**What you are asked to do:**
Where a line in the entries below contains the word "Constraints", count it. Return the total alone.

**Record extracts:**
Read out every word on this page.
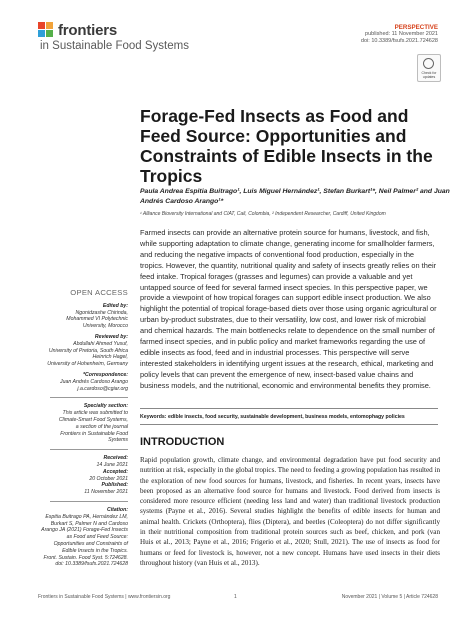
frontiers
in Sustainable Food Systems
PERSPECTIVE
published: 11 November 2021
doi: 10.3389/fsufs.2021.724628
Check for updates
Forage-Fed Insects as Food and Feed Source: Opportunities and Constraints of Edible Insects in the Tropics
Paula Andrea Espitia Buitrago¹, Luis Miguel Hernández¹, Stefan Burkart¹*, Neil Palmer² and Juan Andrés Cardoso Arango¹*
¹ Alliance Bioversity International and CIAT, Cali, Colombia, ² Independent Researcher, Cardiff, United Kingdom
Farmed insects can provide an alternative protein source for humans, livestock, and fish, while supporting adaptation to climate change, generating income for smallholder farmers, and reducing the negative impacts of conventional food production, especially in the tropics. However, the quantity, nutritional quality and safety of insects greatly relies on their feed intake. Tropical forages (grasses and legumes) can provide a valuable and yet untapped source of feed for several farmed insect species. In this perspective paper, we provide a viewpoint of how tropical forages can support edible insect production. We also highlight the potential of tropical forage-based diets over those using organic agricultural or urban by-product substrates, due to their versatility, low cost, and lower risk of microbial and chemical hazards. The main bottlenecks relate to dependence on the small number of farmed insect species, and in public policy and market frameworks regarding the use of edible insects as food, feed and in industrial processes. This perspective will serve interested stakeholders in identifying urgent issues at the research, ethical, marketing and policy levels that can prevent the emergence of new, insect-based value chains and business models, and the nutritional, economic and environmental benefits they promise.
Keywords: edible insects, food security, sustainable development, business models, entomophagy policies
INTRODUCTION
Rapid population growth, climate change, and environmental degradation have put food security and nutrition at risk, especially in the global tropics. The need to feeding a growing population has resulted in the exploration of new food sources for humans, livestock, and fisheries. In recent years, insects have been proposed as an alternative food source for humans and livestock. Food derived from insects is considered more resource efficient (needing less land and water) than traditional livestock production systems (Payne et al., 2016). Several studies highlight the benefits of edible insects for human and animal health. Crickets (Orthoptera), flies (Diptera), and beetles (Coleoptera) do not differ significantly in their nutritional composition from traditional protein sources such as beef, chicken, and pork (van Huis et al., 2013; Payne et al., 2016; Frigerio et al., 2020; Stull, 2021). The use of insects as food for humans or feed for livestock is, however, not a new concept. Humans have used insects in their diets throughout history (van Huis et al., 2013).
OPEN ACCESS
Edited by:
Ngonidzashe Chirinda,
Mohammed VI Polytechnic
University, Morocco
Reviewed by:
Abdullahi Ahmed Yusuf,
University of Pretoria, South Africa
Heinrich Hagel,
University of Hohenheim, Germany
*Correspondence:
Juan Andrés Cardoso Arango
j.a.cardoso@cgiar.org
Specialty section:
This article was submitted to
Climate-Smart Food Systems,
a section of the journal
Frontiers in Sustainable Food Systems
Received:
14 June 2021
Accepted:
20 October 2021
Published:
11 November 2021
Citation:
Espitia Buitrago PA, Hernández LM,
Burkart S, Palmer N and Cardoso
Arango JA (2021) Forage-Fed Insects
as Food and Feed Source:
Opportunities and Constraints of
Edible Insects in the Tropics.
Front. Sustain. Food Syst. 5:724628.
doi: 10.3389/fsufs.2021.724628
Frontiers in Sustainable Food Systems | www.frontiersin.org	1	November 2021 | Volume 5 | Article 724628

**The answer:**
2